[START MATERIAL FOR THIS TASK]
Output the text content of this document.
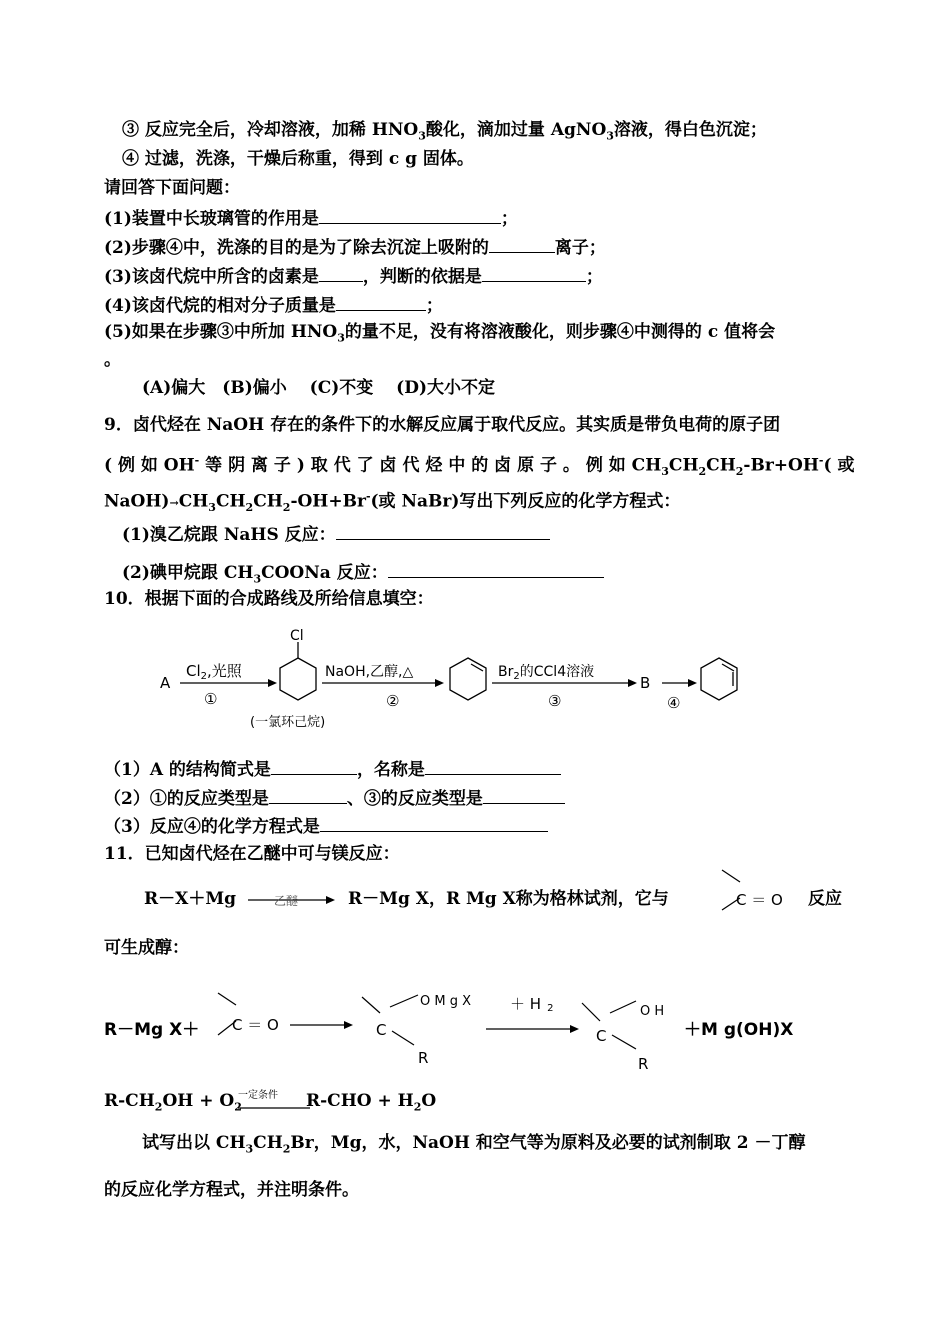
③ 反应完全后，冷却溶液，加稀 $HNO_3$酸化，滴加过量 AgNO$_3$溶液，得白色沉淀；
④ 过滤，洗涤，干燥后称重，得到 c g 固体。
请回答下面问题：
(1)装置中长玻璃管的作用是	；
(2)步骤④中，洗涤的目的是为了除去沉淀上吸附的	离子；
(3)该卤代烷中所含的卤素是	，判断的依据是	；
(4)该卤代烷的相对分子质量是	；
(5)如果在步骤③中所加 $HNO_3$的量不足，没有将溶液酸化，则步骤④中测得的 c 值将会
。
(A)偏大　(B)偏小　 (C)不变　 (D)大小不定
9．卤代烃在 NaOH 存在的条件下的水解反应属于取代反应。其实质是带负电荷的原子团
( 例 如 OH- 等 阴 离 子 ) 取 代 了 卤 代 烃 中 的 卤 原 子 。 例 如 $CH_3CH_2CH_2-Br+OH^-$( 或
$NaOH)\to CH_3CH_2CH_2-OH+Br^-$(或 NaBr)写出下列反应的化学方程式：
(1)溴乙烷跟 NaHS 反应：
(2)碘甲烷跟 $CH_3COONa$ 反应：
10．根据下面的合成路线及所给信息填空：
A
$Cl_2$,光照
①
Cl
(一氯环己烷)
NaOH,乙醇,△
②
$Br_2$的CCl4溶液
③
B
④
（1）A 的结构简式是	，名称是
（2）①的反应类型是	、③的反应类型是
（3）反应④的化学方程式是
11．已知卤代烃在乙醚中可与镁反应：
R－X＋Mg	乙醚	R－Mg X，R Mg X称为格林试剂，它与	C ＝ O 反应
可生成醇：
R－Mg X＋ C ＝ O	C
O M g X
R
＋ H 2
C
O H
R
＋M g(OH)X
$R-CH_2OH + O_2$
一定条件 $R-CHO + H_2O$
试写出以 $CH_3CH_2Br$，Mg，水，NaOH 和空气等为原料及必要的试剂制取 2 －丁醇
的反应化学方程式，并注明条件。
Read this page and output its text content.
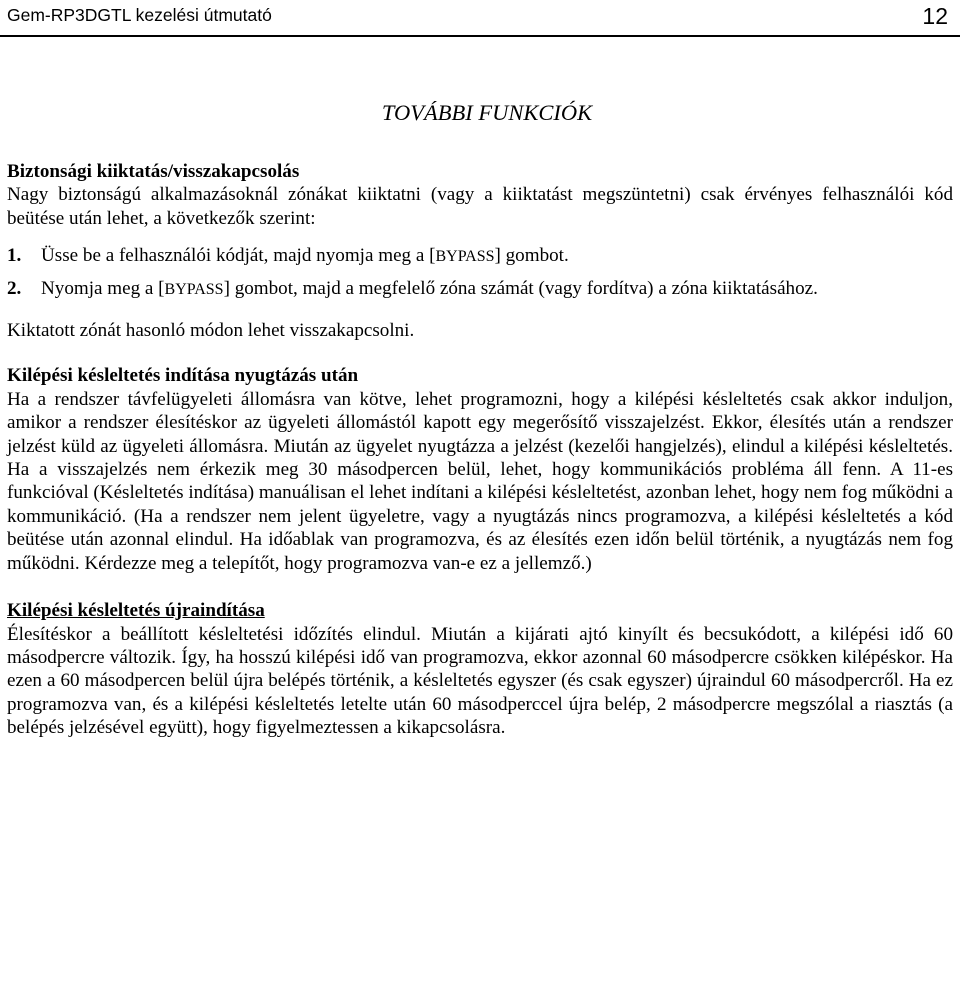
Gem-RP3DGTL kezelési útmutató	12
TOVÁBBI FUNKCIÓK
Biztonsági kiiktatás/visszakapcsolás

Nagy biztonságú alkalmazásoknál zónákat kiiktatni (vagy a kiiktatást megszüntetni) csak érvényes felhasználói kód beütése után lehet, a következők szerint:

1. Üsse be a felhasználói kódját, majd nyomja meg a [BYPASS] gombot.
2. Nyomja meg a [BYPASS] gombot, majd a megfelelő zóna számát (vagy fordítva) a zóna kiiktatásához.

Kiktatott zónát hasonló módon lehet visszakapcsolni.

Kilépési késleltetés indítása nyugtázás után

Ha a rendszer távfelügyeleti állomásra van kötve, lehet programozni, hogy a kilépési késleltetés csak akkor induljon, amikor a rendszer élesítéskor az ügyeleti állomástól kapott egy megerősítő visszajelzést. Ekkor, élesítés után a rendszer jelzést küld az ügyeleti állomásra. Miután az ügyelet nyugtázza a jelzést (kezelői hangjelzés), elindul a kilépési késleltetés. Ha a visszajelzés nem érkezik meg 30 másodpercen belül, lehet, hogy kommunikációs probléma áll fenn. A 11-es funkcióval (Késleltetés indítása) manuálisan el lehet indítani a kilépési késleltetést, azonban lehet, hogy nem fog működni a kommunikáció. (Ha a rendszer nem jelent ügyeletre, vagy a nyugtázás nincs programozva, a kilépési késleltetés a kód beütése után azonnal elindul. Ha időablak van programozva, és az élesítés ezen időn belül történik, a nyugtázás nem fog működni. Kérdezze meg a telepítőt, hogy programozva van-e ez a jellemző.)

Kilépési késleltetés újraindítása

Élesítéskor a beállított késleltetési időzítés elindul. Miután a kijárati ajtó kinyílt és becsukódott, a kilépési idő 60 másodpercre változik. Így, ha hosszú kilépési idő van programozva, ekkor azonnal 60 másodpercre csökken kilépéskor. Ha ezen a 60 másodpercen belül újra belépés történik, a késleltetés egyszer (és csak egyszer) újraindul 60 másodpercről. Ha ez programozva van, és a kilépési késleltetés letelte után 60 másodperccel újra belép, 2 másodpercre megszólal a riasztás (a belépés jelzésével együtt), hogy figyelmeztessen a kikapcsolásra.
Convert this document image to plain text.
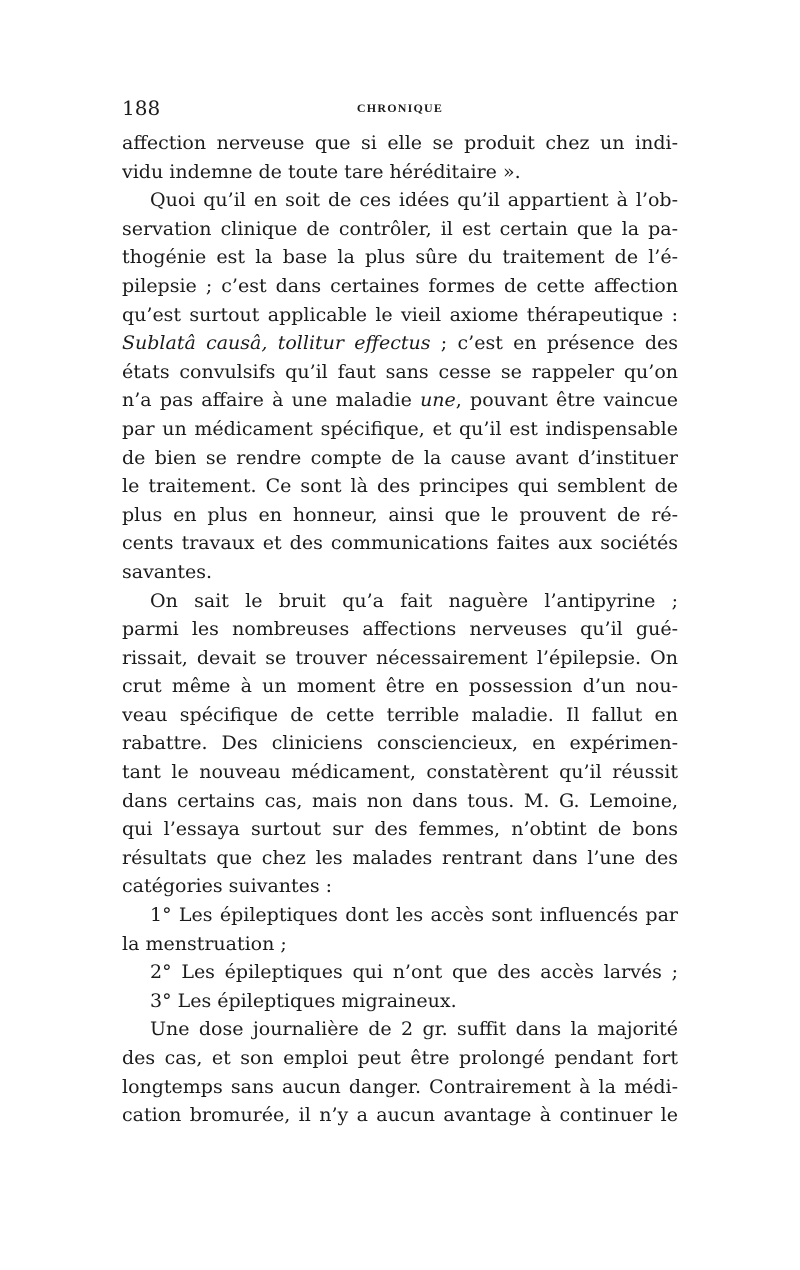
188	CHRONIQUE
affection nerveuse que si elle se produit chez un indi-
vidu indemne de toute tare héréditaire ».
Quoi qu’il en soit de ces idées qu’il appartient à l’ob-
servation clinique de contrôler, il est certain que la pa-
thogénie est la base la plus sûre du traitement de l’é-
pilepsie ; c’est dans certaines formes de cette affection
qu’est surtout applicable le vieil axiome thérapeutique :
Sublatâ causâ, tollitur effectus ; c’est en présence des
états convulsifs qu’il faut sans cesse se rappeler qu’on
n’a pas affaire à une maladie une, pouvant être vaincue
par un médicament spécifique, et qu’il est indispensable
de bien se rendre compte de la cause avant d’instituer
le traitement. Ce sont là des principes qui semblent de
plus en plus en honneur, ainsi que le prouvent de ré-
cents travaux et des communications faites aux sociétés
savantes.
On sait le bruit qu’a fait naguère l’antipyrine ;
parmi les nombreuses affections nerveuses qu’il gué-
rissait, devait se trouver nécessairement l’épilepsie. On
crut même à un moment être en possession d’un nou-
veau spécifique de cette terrible maladie. Il fallut en
rabattre. Des cliniciens consciencieux, en expérimen-
tant le nouveau médicament, constatèrent qu’il réussit
dans certains cas, mais non dans tous. M. G. Lemoine,
qui l’essaya surtout sur des femmes, n’obtint de bons
résultats que chez les malades rentrant dans l’une des
catégories suivantes :
1° Les épileptiques dont les accès sont influencés par
la menstruation ;
2° Les épileptiques qui n’ont que des accès larvés ;
3° Les épileptiques migraineux.
Une dose journalière de 2 gr. suffit dans la majorité
des cas, et son emploi peut être prolongé pendant fort
longtemps sans aucun danger. Contrairement à la médi-
cation bromurée, il n’y a aucun avantage à continuer le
[END MATERIAL FOR THIS TASK]
WHAT IS EXPECTED ->
The entries above are to be returned exactly, without their pictures.

EXERCISE RESPONSE ->
Output the text content of this document.
③ 反应完全后，冷却溶液，加稀 $HNO_3$酸化，滴加过量 AgNO$_3$溶液，得白色沉淀；
④ 过滤，洗涤，干燥后称重，得到 c g 固体。
请回答下面问题：
(1)装置中长玻璃管的作用是	；
(2)步骤④中，洗涤的目的是为了除去沉淀上吸附的	离子；
(3)该卤代烷中所含的卤素是	，判断的依据是	；
(4)该卤代烷的相对分子质量是	；
(5)如果在步骤③中所加 $HNO_3$的量不足，没有将溶液酸化，则步骤④中测得的 c 值将会
。
(A)偏大　(B)偏小　 (C)不变　 (D)大小不定
9．卤代烃在 NaOH 存在的条件下的水解反应属于取代反应。其实质是带负电荷的原子团
( 例 如 OH- 等 阴 离 子 ) 取 代 了 卤 代 烃 中 的 卤 原 子 。 例 如 $CH_3CH_2CH_2-Br+OH^-$( 或
$NaOH)\to CH_3CH_2CH_2-OH+Br^-$(或 NaBr)写出下列反应的化学方程式：
(1)溴乙烷跟 NaHS 反应：
(2)碘甲烷跟 $CH_3COONa$ 反应：
10．根据下面的合成路线及所给信息填空：
A
$Cl_2$,光照
①
Cl
(一氯环己烷)
NaOH,乙醇,△
②
$Br_2$的CCl4溶液
③
B
④
（1）A 的结构简式是	，名称是
（2）①的反应类型是	、③的反应类型是
（3）反应④的化学方程式是
11．已知卤代烃在乙醚中可与镁反应：
R－X＋Mg	乙醚	R－Mg X，R Mg X称为格林试剂，它与	C ＝ O 反应
可生成醇：
R－Mg X＋ C ＝ O	C
O M g X
R
＋ H 2
C
O H
R
＋M g(OH)X
$R-CH_2OH + O_2$
一定条件 $R-CHO + H_2O$
试写出以 $CH_3CH_2Br$，Mg，水，NaOH 和空气等为原料及必要的试剂制取 2 －丁醇
的反应化学方程式，并注明条件。
Read this page and output its text content.
Gem-RP3DGTL kezelési útmutató	12
TOVÁBBI FUNKCIÓK
Biztonsági kiiktatás/visszakapcsolás

Nagy biztonságú alkalmazásoknál zónákat kiiktatni (vagy a kiiktatást megszüntetni) csak érvényes felhasználói kód beütése után lehet, a következők szerint:

1. Üsse be a felhasználói kódját, majd nyomja meg a [BYPASS] gombot.
2. Nyomja meg a [BYPASS] gombot, majd a megfelelő zóna számát (vagy fordítva) a zóna kiiktatásához.

Kiktatott zónát hasonló módon lehet visszakapcsolni.

Kilépési késleltetés indítása nyugtázás után

Ha a rendszer távfelügyeleti állomásra van kötve, lehet programozni, hogy a kilépési késleltetés csak akkor induljon, amikor a rendszer élesítéskor az ügyeleti állomástól kapott egy megerősítő visszajelzést. Ekkor, élesítés után a rendszer jelzést küld az ügyeleti állomásra. Miután az ügyelet nyugtázza a jelzést (kezelői hangjelzés), elindul a kilépési késleltetés. Ha a visszajelzés nem érkezik meg 30 másodpercen belül, lehet, hogy kommunikációs probléma áll fenn. A 11-es funkcióval (Késleltetés indítása) manuálisan el lehet indítani a kilépési késleltetést, azonban lehet, hogy nem fog működni a kommunikáció. (Ha a rendszer nem jelent ügyeletre, vagy a nyugtázás nincs programozva, a kilépési késleltetés a kód beütése után azonnal elindul. Ha időablak van programozva, és az élesítés ezen időn belül történik, a nyugtázás nem fog működni. Kérdezze meg a telepítőt, hogy programozva van-e ez a jellemző.)

Kilépési késleltetés újraindítása

Élesítéskor a beállított késleltetési időzítés elindul. Miután a kijárati ajtó kinyílt és becsukódott, a kilépési idő 60 másodpercre változik. Így, ha hosszú kilépési idő van programozva, ekkor azonnal 60 másodpercre csökken kilépéskor. Ha ezen a 60 másodpercen belül újra belépés történik, a késleltetés egyszer (és csak egyszer) újraindul 60 másodpercről. Ha ez programozva van, és a kilépési késleltetés letelte után 60 másodperccel újra belép, 2 másodpercre megszólal a riasztás (a belépés jelzésével együtt), hogy figyelmeztessen a kikapcsolásra.
Convert this document image to plain text.
188	CHRONIQUE
affection nerveuse que si elle se produit chez un indi-
vidu indemne de toute tare héréditaire ».
Quoi qu’il en soit de ces idées qu’il appartient à l’ob-
servation clinique de contrôler, il est certain que la pa-
thogénie est la base la plus sûre du traitement de l’é-
pilepsie ; c’est dans certaines formes de cette affection
qu’est surtout applicable le vieil axiome thérapeutique :
Sublatâ causâ, tollitur effectus ; c’est en présence des
états convulsifs qu’il faut sans cesse se rappeler qu’on
n’a pas affaire à une maladie une, pouvant être vaincue
par un médicament spécifique, et qu’il est indispensable
de bien se rendre compte de la cause avant d’instituer
le traitement. Ce sont là des principes qui semblent de
plus en plus en honneur, ainsi que le prouvent de ré-
cents travaux et des communications faites aux sociétés
savantes.
On sait le bruit qu’a fait naguère l’antipyrine ;
parmi les nombreuses affections nerveuses qu’il gué-
rissait, devait se trouver nécessairement l’épilepsie. On
crut même à un moment être en possession d’un nou-
veau spécifique de cette terrible maladie. Il fallut en
rabattre. Des cliniciens consciencieux, en expérimen-
tant le nouveau médicament, constatèrent qu’il réussit
dans certains cas, mais non dans tous. M. G. Lemoine,
qui l’essaya surtout sur des femmes, n’obtint de bons
résultats que chez les malades rentrant dans l’une des
catégories suivantes :
1° Les épileptiques dont les accès sont influencés par
la menstruation ;
2° Les épileptiques qui n’ont que des accès larvés ;
3° Les épileptiques migraineux.
Une dose journalière de 2 gr. suffit dans la majorité
des cas, et son emploi peut être prolongé pendant fort
longtemps sans aucun danger. Contrairement à la médi-
cation bromurée, il n’y a aucun avantage à continuer le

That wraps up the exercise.